## Stated problem
Extract the full set of records that follows, word for word.
++++
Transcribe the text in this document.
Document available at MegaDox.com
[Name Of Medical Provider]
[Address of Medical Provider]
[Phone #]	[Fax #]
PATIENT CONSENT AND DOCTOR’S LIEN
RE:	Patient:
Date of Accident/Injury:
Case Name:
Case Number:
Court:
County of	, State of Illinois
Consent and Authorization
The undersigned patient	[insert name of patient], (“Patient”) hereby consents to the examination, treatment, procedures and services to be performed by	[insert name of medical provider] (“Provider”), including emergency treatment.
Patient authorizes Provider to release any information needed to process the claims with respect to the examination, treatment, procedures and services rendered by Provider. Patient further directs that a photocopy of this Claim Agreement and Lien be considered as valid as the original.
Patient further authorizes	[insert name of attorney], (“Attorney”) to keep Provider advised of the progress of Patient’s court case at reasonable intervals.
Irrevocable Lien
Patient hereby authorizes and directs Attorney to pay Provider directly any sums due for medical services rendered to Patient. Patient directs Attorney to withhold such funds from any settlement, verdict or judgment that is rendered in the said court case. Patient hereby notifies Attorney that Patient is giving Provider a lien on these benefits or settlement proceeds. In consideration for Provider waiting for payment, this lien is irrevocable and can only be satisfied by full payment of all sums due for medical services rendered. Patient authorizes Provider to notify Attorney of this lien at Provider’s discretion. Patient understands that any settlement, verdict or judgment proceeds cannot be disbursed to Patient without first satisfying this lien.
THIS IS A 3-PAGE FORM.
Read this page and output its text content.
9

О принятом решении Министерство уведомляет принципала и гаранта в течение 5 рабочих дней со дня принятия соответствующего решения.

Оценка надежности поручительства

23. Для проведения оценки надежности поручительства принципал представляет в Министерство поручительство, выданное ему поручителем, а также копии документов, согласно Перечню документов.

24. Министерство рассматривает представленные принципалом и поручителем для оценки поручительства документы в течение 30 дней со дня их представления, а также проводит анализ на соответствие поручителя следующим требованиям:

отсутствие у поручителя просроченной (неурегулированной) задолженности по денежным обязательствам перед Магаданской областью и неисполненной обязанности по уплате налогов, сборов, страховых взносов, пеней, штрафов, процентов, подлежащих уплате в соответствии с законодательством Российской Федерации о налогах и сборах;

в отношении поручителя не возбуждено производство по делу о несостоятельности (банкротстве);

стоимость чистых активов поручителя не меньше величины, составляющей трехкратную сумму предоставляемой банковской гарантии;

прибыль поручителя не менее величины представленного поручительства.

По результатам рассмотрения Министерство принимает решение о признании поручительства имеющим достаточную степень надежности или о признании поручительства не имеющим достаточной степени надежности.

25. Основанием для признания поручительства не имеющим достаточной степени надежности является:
++++
## The solution
Transcribe the text in this document.
Document available at MegaDox.com
[Name Of Medical Provider]
[Address of Medical Provider]
[Phone #]	[Fax #]
PATIENT CONSENT AND DOCTOR’S LIEN
RE:	Patient:
Date of Accident/Injury:
Case Name:
Case Number:
Court:
County of	, State of Illinois
Consent and Authorization
The undersigned patient	[insert name of patient], (“Patient”) hereby consents to the examination, treatment, procedures and services to be performed by	[insert name of medical provider] (“Provider”), including emergency treatment.
Patient authorizes Provider to release any information needed to process the claims with respect to the examination, treatment, procedures and services rendered by Provider. Patient further directs that a photocopy of this Claim Agreement and Lien be considered as valid as the original.
Patient further authorizes	[insert name of attorney], (“Attorney”) to keep Provider advised of the progress of Patient’s court case at reasonable intervals.
Irrevocable Lien
Patient hereby authorizes and directs Attorney to pay Provider directly any sums due for medical services rendered to Patient. Patient directs Attorney to withhold such funds from any settlement, verdict or judgment that is rendered in the said court case. Patient hereby notifies Attorney that Patient is giving Provider a lien on these benefits or settlement proceeds. In consideration for Provider waiting for payment, this lien is irrevocable and can only be satisfied by full payment of all sums due for medical services rendered. Patient authorizes Provider to notify Attorney of this lien at Provider’s discretion. Patient understands that any settlement, verdict or judgment proceeds cannot be disbursed to Patient without first satisfying this lien.
THIS IS A 3-PAGE FORM.
Read this page and output its text content.
9

О принятом решении Министерство уведомляет принципала и гаранта в течение 5 рабочих дней со дня принятия соответствующего решения.

Оценка надежности поручительства

23. Для проведения оценки надежности поручительства принципал представляет в Министерство поручительство, выданное ему поручителем, а также копии документов, согласно Перечню документов.

24. Министерство рассматривает представленные принципалом и поручителем для оценки поручительства документы в течение 30 дней со дня их представления, а также проводит анализ на соответствие поручителя следующим требованиям:

отсутствие у поручителя просроченной (неурегулированной) задолженности по денежным обязательствам перед Магаданской областью и неисполненной обязанности по уплате налогов, сборов, страховых взносов, пеней, штрафов, процентов, подлежащих уплате в соответствии с законодательством Российской Федерации о налогах и сборах;

в отношении поручителя не возбуждено производство по делу о несостоятельности (банкротстве);

стоимость чистых активов поручителя не меньше величины, составляющей трехкратную сумму предоставляемой банковской гарантии;

прибыль поручителя не менее величины представленного поручительства.

По результатам рассмотрения Министерство принимает решение о признании поручительства имеющим достаточную степень надежности или о признании поручительства не имеющим достаточной степени надежности.

25. Основанием для признания поручительства не имеющим достаточной степени надежности является:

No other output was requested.